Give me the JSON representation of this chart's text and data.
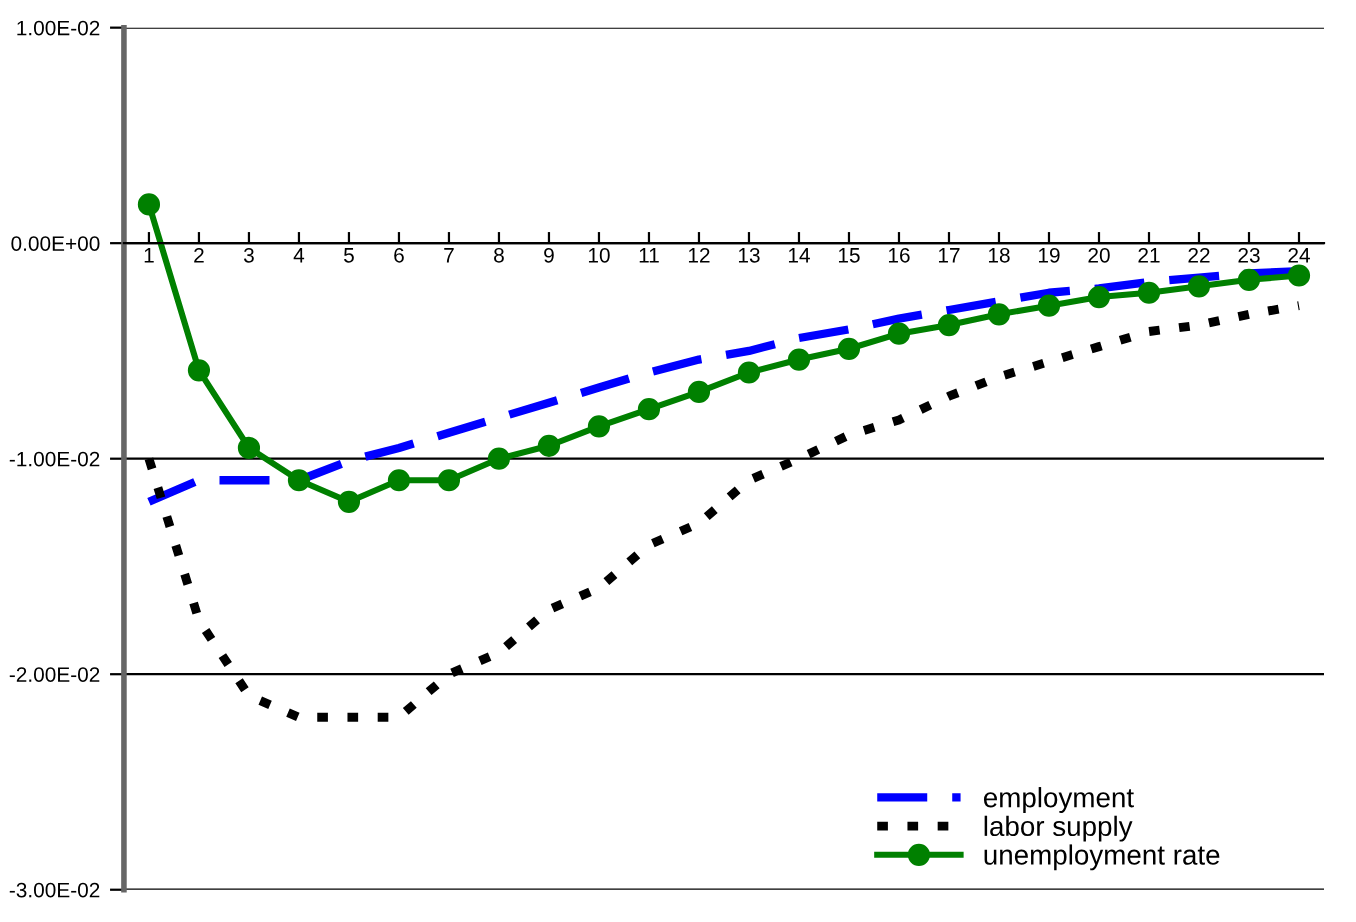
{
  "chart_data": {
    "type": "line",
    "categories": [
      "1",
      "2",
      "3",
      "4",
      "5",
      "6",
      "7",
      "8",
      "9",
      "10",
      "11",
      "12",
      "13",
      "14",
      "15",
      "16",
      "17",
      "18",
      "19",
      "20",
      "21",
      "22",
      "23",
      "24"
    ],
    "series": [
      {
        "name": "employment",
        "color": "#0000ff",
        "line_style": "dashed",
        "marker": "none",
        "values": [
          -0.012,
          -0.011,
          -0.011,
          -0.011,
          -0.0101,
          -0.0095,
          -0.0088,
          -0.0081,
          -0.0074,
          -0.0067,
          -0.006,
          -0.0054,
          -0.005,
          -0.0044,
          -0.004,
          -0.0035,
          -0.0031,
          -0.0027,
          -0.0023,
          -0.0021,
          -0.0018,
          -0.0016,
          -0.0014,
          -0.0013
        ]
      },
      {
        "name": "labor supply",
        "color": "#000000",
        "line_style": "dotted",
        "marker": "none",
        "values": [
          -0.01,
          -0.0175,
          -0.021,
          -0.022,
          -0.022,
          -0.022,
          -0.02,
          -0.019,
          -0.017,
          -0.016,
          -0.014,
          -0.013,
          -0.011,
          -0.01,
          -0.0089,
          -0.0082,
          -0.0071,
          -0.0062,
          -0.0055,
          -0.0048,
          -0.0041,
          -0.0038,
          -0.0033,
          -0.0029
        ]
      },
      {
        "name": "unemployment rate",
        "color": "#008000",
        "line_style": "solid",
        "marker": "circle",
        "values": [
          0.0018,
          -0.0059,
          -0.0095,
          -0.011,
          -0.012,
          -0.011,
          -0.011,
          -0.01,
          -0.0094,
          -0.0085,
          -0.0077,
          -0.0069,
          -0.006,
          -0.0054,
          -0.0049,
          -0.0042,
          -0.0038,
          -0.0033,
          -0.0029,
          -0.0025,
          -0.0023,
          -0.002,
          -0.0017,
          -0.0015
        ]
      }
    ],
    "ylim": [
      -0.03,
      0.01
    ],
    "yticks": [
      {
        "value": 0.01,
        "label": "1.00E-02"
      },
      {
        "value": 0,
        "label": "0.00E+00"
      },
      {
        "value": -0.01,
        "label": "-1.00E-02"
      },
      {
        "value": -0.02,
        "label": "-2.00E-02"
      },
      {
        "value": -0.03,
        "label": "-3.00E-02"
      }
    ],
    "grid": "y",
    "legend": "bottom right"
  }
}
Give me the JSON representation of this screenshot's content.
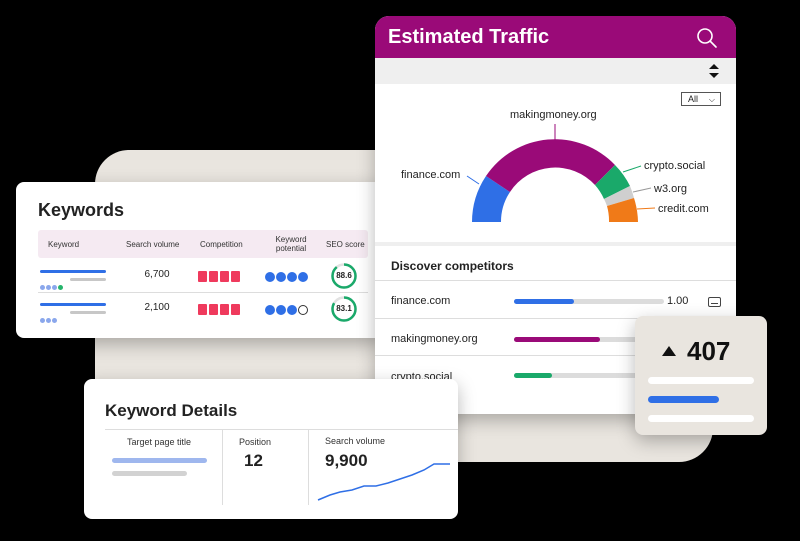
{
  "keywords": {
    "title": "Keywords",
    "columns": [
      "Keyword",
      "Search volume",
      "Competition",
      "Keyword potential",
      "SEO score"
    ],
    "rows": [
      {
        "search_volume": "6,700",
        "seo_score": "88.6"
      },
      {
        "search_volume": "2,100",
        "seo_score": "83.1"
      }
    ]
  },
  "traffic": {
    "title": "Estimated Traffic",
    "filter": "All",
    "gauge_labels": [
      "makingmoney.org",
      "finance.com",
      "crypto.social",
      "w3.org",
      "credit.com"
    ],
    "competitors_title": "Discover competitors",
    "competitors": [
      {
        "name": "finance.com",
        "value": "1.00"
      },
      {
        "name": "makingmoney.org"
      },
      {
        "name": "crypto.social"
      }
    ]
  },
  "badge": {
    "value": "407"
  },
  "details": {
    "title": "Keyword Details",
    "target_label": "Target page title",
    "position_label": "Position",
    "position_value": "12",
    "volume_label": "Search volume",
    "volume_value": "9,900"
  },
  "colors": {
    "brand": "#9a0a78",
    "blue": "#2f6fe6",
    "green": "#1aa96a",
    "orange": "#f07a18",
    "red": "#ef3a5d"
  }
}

=======

**What you have to do**
Copy every line in the entries above that has the string "representation" in it.

**Written response**
Give me the JSON representation of this chart's text and data.
Give me the JSON representation of this screenshot's content.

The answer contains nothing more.